AIM OF THE TASK:
Can you arrange every line of the items below as a JSON list of strings, one string per line, with blank lines dropped and the pictures left out?

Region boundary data

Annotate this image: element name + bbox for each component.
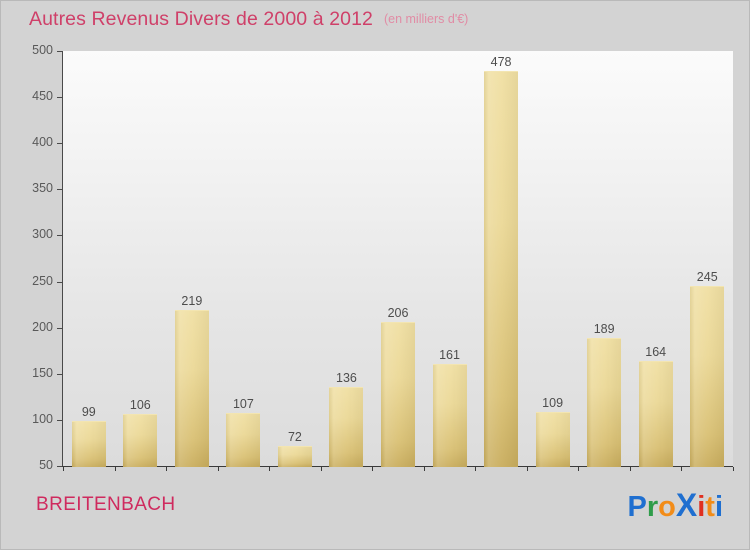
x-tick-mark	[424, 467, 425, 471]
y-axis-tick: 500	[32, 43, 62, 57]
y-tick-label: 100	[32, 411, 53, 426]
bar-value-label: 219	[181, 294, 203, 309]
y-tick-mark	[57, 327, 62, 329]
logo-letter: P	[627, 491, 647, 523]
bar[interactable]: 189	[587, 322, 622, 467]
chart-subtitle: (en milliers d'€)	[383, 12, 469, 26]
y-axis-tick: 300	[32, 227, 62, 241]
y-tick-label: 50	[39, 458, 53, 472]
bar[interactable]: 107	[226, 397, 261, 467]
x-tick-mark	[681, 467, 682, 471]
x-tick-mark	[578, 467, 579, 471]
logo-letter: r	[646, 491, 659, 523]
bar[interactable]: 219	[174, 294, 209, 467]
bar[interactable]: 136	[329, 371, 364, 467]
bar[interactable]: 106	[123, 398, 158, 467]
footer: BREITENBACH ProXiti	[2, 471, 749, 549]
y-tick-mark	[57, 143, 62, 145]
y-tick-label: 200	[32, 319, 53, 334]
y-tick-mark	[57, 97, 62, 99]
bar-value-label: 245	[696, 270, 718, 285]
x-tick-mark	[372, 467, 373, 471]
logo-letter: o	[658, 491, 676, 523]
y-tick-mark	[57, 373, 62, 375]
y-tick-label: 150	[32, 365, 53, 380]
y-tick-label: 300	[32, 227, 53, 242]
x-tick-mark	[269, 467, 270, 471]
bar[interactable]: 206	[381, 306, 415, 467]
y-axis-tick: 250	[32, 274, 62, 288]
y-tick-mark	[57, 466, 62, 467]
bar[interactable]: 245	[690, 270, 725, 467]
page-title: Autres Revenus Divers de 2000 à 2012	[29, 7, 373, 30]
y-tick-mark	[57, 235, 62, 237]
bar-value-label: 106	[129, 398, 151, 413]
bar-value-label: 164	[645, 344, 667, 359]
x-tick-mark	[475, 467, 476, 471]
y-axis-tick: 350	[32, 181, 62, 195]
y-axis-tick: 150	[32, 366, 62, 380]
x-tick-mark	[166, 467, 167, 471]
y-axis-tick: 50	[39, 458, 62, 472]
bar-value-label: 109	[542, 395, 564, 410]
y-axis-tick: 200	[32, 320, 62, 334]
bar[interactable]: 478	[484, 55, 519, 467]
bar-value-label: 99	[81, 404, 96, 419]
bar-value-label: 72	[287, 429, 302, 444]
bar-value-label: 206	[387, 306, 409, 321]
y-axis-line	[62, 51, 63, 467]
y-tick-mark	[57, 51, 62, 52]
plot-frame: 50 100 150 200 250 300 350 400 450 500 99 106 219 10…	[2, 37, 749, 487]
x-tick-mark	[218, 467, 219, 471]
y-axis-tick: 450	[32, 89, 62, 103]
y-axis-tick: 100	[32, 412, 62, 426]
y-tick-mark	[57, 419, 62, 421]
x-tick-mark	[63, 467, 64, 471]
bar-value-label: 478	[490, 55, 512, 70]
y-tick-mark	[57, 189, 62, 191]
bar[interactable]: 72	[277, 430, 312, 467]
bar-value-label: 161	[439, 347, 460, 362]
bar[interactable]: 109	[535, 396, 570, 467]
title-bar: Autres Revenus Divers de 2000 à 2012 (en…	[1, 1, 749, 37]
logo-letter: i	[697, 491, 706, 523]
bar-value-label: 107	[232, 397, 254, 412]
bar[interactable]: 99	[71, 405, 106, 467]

RESULT BELOW:
[
  "Annotate this image: element name + bbox for each component.",
  "x-tick-mark\t[424, 467, 425, 471]",
  "y-axis-tick: 500\t[32, 43, 62, 57]",
  "y-tick-label: 100\t[32, 411, 53, 426]",
  "bar-value-label: 219\t[181, 294, 203, 309]",
  "y-tick-mark\t[57, 327, 62, 329]",
  "logo-letter: P\t[627, 491, 647, 523]",
  "bar[interactable]: 189\t[587, 322, 622, 467]",
  "chart-subtitle: (en milliers d'€)\t[383, 12, 469, 26]",
  "y-axis-tick: 300\t[32, 227, 62, 241]",
  "y-tick-label: 50\t[39, 458, 53, 472]",
  "bar[interactable]: 107\t[226, 397, 261, 467]",
  "x-tick-mark\t[681, 467, 682, 471]",
  "x-tick-mark\t[578, 467, 579, 471]",
  "logo-letter: r\t[646, 491, 659, 523]",
  "bar[interactable]: 219\t[174, 294, 209, 467]",
  "bar[interactable]: 136\t[329, 371, 364, 467]",
  "bar[interactable]: 106\t[123, 398, 158, 467]",
  "footer: BREITENBACH ProXiti\t[2, 471, 749, 549]",
  "y-tick-mark\t[57, 143, 62, 145]",
  "y-tick-label: 200\t[32, 319, 53, 334]",
  "y-tick-mark\t[57, 97, 62, 99]",
  "bar-value-label: 245\t[696, 270, 718, 285]",
  "x-tick-mark\t[372, 467, 373, 471]",
  "logo-letter: o\t[658, 491, 676, 523]",
  "y-tick-mark\t[57, 373, 62, 375]",
  "y-tick-label: 150\t[32, 365, 53, 380]",
  "y-tick-label: 300\t[32, 227, 53, 242]",
  "x-tick-mark\t[269, 467, 270, 471]",
  "bar[interactable]: 206\t[381, 306, 415, 467]",
  "y-axis-tick: 250\t[32, 274, 62, 288]",
  "y-tick-mark\t[57, 466, 62, 467]",
  "bar[interactable]: 245\t[690, 270, 725, 467]",
  "page-title: Autres Revenus Divers de 2000 à 2012\t[29, 7, 373, 30]",
  "y-tick-mark\t[57, 235, 62, 237]",
  "bar-value-label: 106\t[129, 398, 151, 413]",
  "bar-value-label: 164\t[645, 344, 667, 359]",
  "x-tick-mark\t[475, 467, 476, 471]",
  "y-axis-tick: 350\t[32, 181, 62, 195]",
  "y-axis-tick: 150\t[32, 366, 62, 380]",
  "x-tick-mark\t[166, 467, 167, 471]",
  "y-axis-tick: 50\t[39, 458, 62, 472]",
  "bar-value-label: 109\t[542, 395, 564, 410]",
  "y-axis-tick: 200\t[32, 320, 62, 334]",
  "bar[interactable]: 478\t[484, 55, 519, 467]",
  "bar-value-label: 99\t[81, 404, 96, 419]",
  "bar-value-label: 72\t[287, 429, 302, 444]",
  "bar-value-label: 206\t[387, 306, 409, 321]",
  "y-axis-line\t[62, 51, 63, 467]",
  "y-tick-mark\t[57, 51, 62, 52]",
  "plot-frame: 50 100 150 200 250 300 350 400 450 500 99 106 219 10…\t[2, 37, 749, 487]",
  "x-tick-mark\t[218, 467, 219, 471]",
  "y-axis-tick: 450\t[32, 89, 62, 103]",
  "y-axis-tick: 100\t[32, 412, 62, 426]",
  "y-tick-mark\t[57, 419, 62, 421]",
  "x-tick-mark\t[63, 467, 64, 471]",
  "bar-value-label: 478\t[490, 55, 512, 70]",
  "y-tick-mark\t[57, 189, 62, 191]",
  "bar[interactable]: 72\t[277, 430, 312, 467]",
  "bar-value-label: 161\t[439, 347, 460, 362]",
  "bar[interactable]: 109\t[535, 396, 570, 467]",
  "title-bar: Autres Revenus Divers de 2000 à 2012 (en…\t[1, 1, 749, 37]",
  "logo-letter: i\t[697, 491, 706, 523]",
  "bar-value-label: 107\t[232, 397, 254, 412]",
  "bar[interactable]: 99\t[71, 405, 106, 467]"
]